Every entry here needs to be repeated exactly.

'''

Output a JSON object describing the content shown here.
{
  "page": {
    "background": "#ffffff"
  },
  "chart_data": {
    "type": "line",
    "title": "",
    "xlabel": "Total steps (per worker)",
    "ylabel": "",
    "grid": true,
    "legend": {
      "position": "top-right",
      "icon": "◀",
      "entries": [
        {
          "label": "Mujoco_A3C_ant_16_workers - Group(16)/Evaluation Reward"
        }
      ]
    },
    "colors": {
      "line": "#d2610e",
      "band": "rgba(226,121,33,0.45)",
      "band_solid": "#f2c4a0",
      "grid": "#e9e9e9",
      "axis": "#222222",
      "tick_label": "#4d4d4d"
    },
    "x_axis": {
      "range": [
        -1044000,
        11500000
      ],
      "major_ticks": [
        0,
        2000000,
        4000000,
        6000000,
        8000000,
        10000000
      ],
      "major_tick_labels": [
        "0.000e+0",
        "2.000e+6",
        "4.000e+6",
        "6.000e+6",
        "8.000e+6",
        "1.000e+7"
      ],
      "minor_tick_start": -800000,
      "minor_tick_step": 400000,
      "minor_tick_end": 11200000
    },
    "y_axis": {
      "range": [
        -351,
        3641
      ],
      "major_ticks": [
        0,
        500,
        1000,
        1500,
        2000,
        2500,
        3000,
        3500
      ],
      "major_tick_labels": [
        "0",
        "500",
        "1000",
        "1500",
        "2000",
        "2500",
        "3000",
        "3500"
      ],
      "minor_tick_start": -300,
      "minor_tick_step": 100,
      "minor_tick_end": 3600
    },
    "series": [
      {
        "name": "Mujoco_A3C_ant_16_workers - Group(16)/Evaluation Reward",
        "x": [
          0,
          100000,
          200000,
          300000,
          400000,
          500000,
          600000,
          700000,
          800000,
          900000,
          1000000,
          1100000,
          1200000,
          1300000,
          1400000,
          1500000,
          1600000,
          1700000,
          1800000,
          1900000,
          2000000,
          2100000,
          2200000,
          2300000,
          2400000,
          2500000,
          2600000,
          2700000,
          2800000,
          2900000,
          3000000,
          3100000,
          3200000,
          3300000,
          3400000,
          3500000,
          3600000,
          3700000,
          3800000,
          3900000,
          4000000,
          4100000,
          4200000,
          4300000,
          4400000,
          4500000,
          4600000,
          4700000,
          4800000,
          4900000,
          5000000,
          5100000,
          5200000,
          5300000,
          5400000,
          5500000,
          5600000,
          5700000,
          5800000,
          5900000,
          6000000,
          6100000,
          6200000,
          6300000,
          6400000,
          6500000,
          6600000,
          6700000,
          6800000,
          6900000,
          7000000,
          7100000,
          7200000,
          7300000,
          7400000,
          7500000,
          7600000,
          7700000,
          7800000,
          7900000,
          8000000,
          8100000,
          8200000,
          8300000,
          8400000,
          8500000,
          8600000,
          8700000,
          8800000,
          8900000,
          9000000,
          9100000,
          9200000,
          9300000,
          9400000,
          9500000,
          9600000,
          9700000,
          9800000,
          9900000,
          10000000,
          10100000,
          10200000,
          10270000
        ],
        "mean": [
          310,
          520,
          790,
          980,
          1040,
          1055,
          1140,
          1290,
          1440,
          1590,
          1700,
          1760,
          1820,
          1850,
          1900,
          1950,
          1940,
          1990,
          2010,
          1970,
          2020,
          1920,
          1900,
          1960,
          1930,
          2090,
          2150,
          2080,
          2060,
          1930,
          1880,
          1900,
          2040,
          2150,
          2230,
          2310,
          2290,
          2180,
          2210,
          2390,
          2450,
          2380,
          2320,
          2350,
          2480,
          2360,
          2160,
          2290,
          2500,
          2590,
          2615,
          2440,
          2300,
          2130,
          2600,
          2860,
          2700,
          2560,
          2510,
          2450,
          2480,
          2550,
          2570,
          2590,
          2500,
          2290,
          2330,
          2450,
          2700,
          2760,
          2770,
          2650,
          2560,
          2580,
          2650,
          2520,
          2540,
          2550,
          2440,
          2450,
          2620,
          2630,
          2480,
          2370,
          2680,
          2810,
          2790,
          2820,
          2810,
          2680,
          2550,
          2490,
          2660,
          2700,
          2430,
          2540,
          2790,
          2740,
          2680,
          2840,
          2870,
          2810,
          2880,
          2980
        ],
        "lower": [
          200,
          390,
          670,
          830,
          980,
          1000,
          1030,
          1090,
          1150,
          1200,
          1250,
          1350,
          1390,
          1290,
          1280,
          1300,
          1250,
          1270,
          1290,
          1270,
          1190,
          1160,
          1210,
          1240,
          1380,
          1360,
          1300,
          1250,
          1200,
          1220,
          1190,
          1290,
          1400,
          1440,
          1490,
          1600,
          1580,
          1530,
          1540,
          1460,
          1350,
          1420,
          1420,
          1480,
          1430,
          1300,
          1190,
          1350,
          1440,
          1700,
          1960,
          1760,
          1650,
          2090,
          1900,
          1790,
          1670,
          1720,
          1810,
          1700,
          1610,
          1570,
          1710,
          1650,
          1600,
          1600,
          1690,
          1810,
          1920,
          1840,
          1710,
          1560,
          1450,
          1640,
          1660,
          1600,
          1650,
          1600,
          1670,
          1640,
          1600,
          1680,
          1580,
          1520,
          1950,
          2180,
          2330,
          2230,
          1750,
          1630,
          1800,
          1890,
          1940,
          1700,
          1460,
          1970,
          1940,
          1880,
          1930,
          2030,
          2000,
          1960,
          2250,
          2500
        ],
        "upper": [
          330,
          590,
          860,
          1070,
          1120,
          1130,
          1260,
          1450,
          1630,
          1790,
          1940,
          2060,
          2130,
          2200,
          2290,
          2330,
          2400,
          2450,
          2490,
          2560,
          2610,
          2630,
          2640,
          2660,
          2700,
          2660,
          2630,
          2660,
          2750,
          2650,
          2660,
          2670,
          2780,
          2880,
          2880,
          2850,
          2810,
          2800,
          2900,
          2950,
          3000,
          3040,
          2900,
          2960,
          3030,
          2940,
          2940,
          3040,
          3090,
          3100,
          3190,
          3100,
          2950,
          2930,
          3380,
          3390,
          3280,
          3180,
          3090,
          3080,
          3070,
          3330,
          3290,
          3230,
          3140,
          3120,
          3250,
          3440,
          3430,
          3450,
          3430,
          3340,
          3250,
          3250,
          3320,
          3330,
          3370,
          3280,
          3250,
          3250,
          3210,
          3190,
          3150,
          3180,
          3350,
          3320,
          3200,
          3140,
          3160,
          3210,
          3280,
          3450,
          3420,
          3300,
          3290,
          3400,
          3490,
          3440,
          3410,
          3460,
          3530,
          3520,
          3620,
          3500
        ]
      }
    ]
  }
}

'''

FINAL RESULT —
Output a JSON object describing the content shown here.
{
  "page": {
    "background": "#ffffff"
  },
  "chart_data": {
    "type": "line",
    "title": "",
    "xlabel": "Total steps (per worker)",
    "ylabel": "",
    "grid": true,
    "legend": {
      "position": "top-right",
      "icon": "◀",
      "entries": [
        {
          "label": "Mujoco_A3C_ant_16_workers - Group(16)/Evaluation Reward"
        }
      ]
    },
    "colors": {
      "line": "#d2610e",
      "band": "rgba(226,121,33,0.45)",
      "band_solid": "#f2c4a0",
      "grid": "#e9e9e9",
      "axis": "#222222",
      "tick_label": "#4d4d4d"
    },
    "x_axis": {
      "range": [
        -1044000,
        11500000
      ],
      "major_ticks": [
        0,
        2000000,
        4000000,
        6000000,
        8000000,
        10000000
      ],
      "major_tick_labels": [
        "0.000e+0",
        "2.000e+6",
        "4.000e+6",
        "6.000e+6",
        "8.000e+6",
        "1.000e+7"
      ],
      "minor_tick_start": -800000,
      "minor_tick_step": 400000,
      "minor_tick_end": 11200000
    },
    "y_axis": {
      "range": [
        -351,
        3641
      ],
      "major_ticks": [
        0,
        500,
        1000,
        1500,
        2000,
        2500,
        3000,
        3500
      ],
      "major_tick_labels": [
        "0",
        "500",
        "1000",
        "1500",
        "2000",
        "2500",
        "3000",
        "3500"
      ],
      "minor_tick_start": -300,
      "minor_tick_step": 100,
      "minor_tick_end": 3600
    },
    "series": [
      {
        "name": "Mujoco_A3C_ant_16_workers - Group(16)/Evaluation Reward",
        "x": [
          0,
          100000,
          200000,
          300000,
          400000,
          500000,
          600000,
          700000,
          800000,
          900000,
          1000000,
          1100000,
          1200000,
          1300000,
          1400000,
          1500000,
          1600000,
          1700000,
          1800000,
          1900000,
          2000000,
          2100000,
          2200000,
          2300000,
          2400000,
          2500000,
          2600000,
          2700000,
          2800000,
          2900000,
          3000000,
          3100000,
          3200000,
          3300000,
          3400000,
          3500000,
          3600000,
          3700000,
          3800000,
          3900000,
          4000000,
          4100000,
          4200000,
          4300000,
          4400000,
          4500000,
          4600000,
          4700000,
          4800000,
          4900000,
          5000000,
          5100000,
          5200000,
          5300000,
          5400000,
          5500000,
          5600000,
          5700000,
          5800000,
          5900000,
          6000000,
          6100000,
          6200000,
          6300000,
          6400000,
          6500000,
          6600000,
          6700000,
          6800000,
          6900000,
          7000000,
          7100000,
          7200000,
          7300000,
          7400000,
          7500000,
          7600000,
          7700000,
          7800000,
          7900000,
          8000000,
          8100000,
          8200000,
          8300000,
          8400000,
          8500000,
          8600000,
          8700000,
          8800000,
          8900000,
          9000000,
          9100000,
          9200000,
          9300000,
          9400000,
          9500000,
          9600000,
          9700000,
          9800000,
          9900000,
          10000000,
          10100000,
          10200000,
          10270000
        ],
        "mean": [
          310,
          520,
          790,
          980,
          1040,
          1055,
          1140,
          1290,
          1440,
          1590,
          1700,
          1760,
          1820,
          1850,
          1900,
          1950,
          1940,
          1990,
          2010,
          1970,
          2020,
          1920,
          1900,
          1960,
          1930,
          2090,
          2150,
          2080,
          2060,
          1930,
          1880,
          1900,
          2040,
          2150,
          2230,
          2310,
          2290,
          2180,
          2210,
          2390,
          2450,
          2380,
          2320,
          2350,
          2480,
          2360,
          2160,
          2290,
          2500,
          2590,
          2615,
          2440,
          2300,
          2130,
          2600,
          2860,
          2700,
          2560,
          2510,
          2450,
          2480,
          2550,
          2570,
          2590,
          2500,
          2290,
          2330,
          2450,
          2700,
          2760,
          2770,
          2650,
          2560,
          2580,
          2650,
          2520,
          2540,
          2550,
          2440,
          2450,
          2620,
          2630,
          2480,
          2370,
          2680,
          2810,
          2790,
          2820,
          2810,
          2680,
          2550,
          2490,
          2660,
          2700,
          2430,
          2540,
          2790,
          2740,
          2680,
          2840,
          2870,
          2810,
          2880,
          2980
        ],
        "lower": [
          200,
          390,
          670,
          830,
          980,
          1000,
          1030,
          1090,
          1150,
          1200,
          1250,
          1350,
          1390,
          1290,
          1280,
          1300,
          1250,
          1270,
          1290,
          1270,
          1190,
          1160,
          1210,
          1240,
          1380,
          1360,
          1300,
          1250,
          1200,
          1220,
          1190,
          1290,
          1400,
          1440,
          1490,
          1600,
          1580,
          1530,
          1540,
          1460,
          1350,
          1420,
          1420,
          1480,
          1430,
          1300,
          1190,
          1350,
          1440,
          1700,
          1960,
          1760,
          1650,
          2090,
          1900,
          1790,
          1670,
          1720,
          1810,
          1700,
          1610,
          1570,
          1710,
          1650,
          1600,
          1600,
          1690,
          1810,
          1920,
          1840,
          1710,
          1560,
          1450,
          1640,
          1660,
          1600,
          1650,
          1600,
          1670,
          1640,
          1600,
          1680,
          1580,
          1520,
          1950,
          2180,
          2330,
          2230,
          1750,
          1630,
          1800,
          1890,
          1940,
          1700,
          1460,
          1970,
          1940,
          1880,
          1930,
          2030,
          2000,
          1960,
          2250,
          2500
        ],
        "upper": [
          330,
          590,
          860,
          1070,
          1120,
          1130,
          1260,
          1450,
          1630,
          1790,
          1940,
          2060,
          2130,
          2200,
          2290,
          2330,
          2400,
          2450,
          2490,
          2560,
          2610,
          2630,
          2640,
          2660,
          2700,
          2660,
          2630,
          2660,
          2750,
          2650,
          2660,
          2670,
          2780,
          2880,
          2880,
          2850,
          2810,
          2800,
          2900,
          2950,
          3000,
          3040,
          2900,
          2960,
          3030,
          2940,
          2940,
          3040,
          3090,
          3100,
          3190,
          3100,
          2950,
          2930,
          3380,
          3390,
          3280,
          3180,
          3090,
          3080,
          3070,
          3330,
          3290,
          3230,
          3140,
          3120,
          3250,
          3440,
          3430,
          3450,
          3430,
          3340,
          3250,
          3250,
          3320,
          3330,
          3370,
          3280,
          3250,
          3250,
          3210,
          3190,
          3150,
          3180,
          3350,
          3320,
          3200,
          3140,
          3160,
          3210,
          3280,
          3450,
          3420,
          3300,
          3290,
          3400,
          3490,
          3440,
          3410,
          3460,
          3530,
          3520,
          3620,
          3500
        ]
      }
    ]
  }
}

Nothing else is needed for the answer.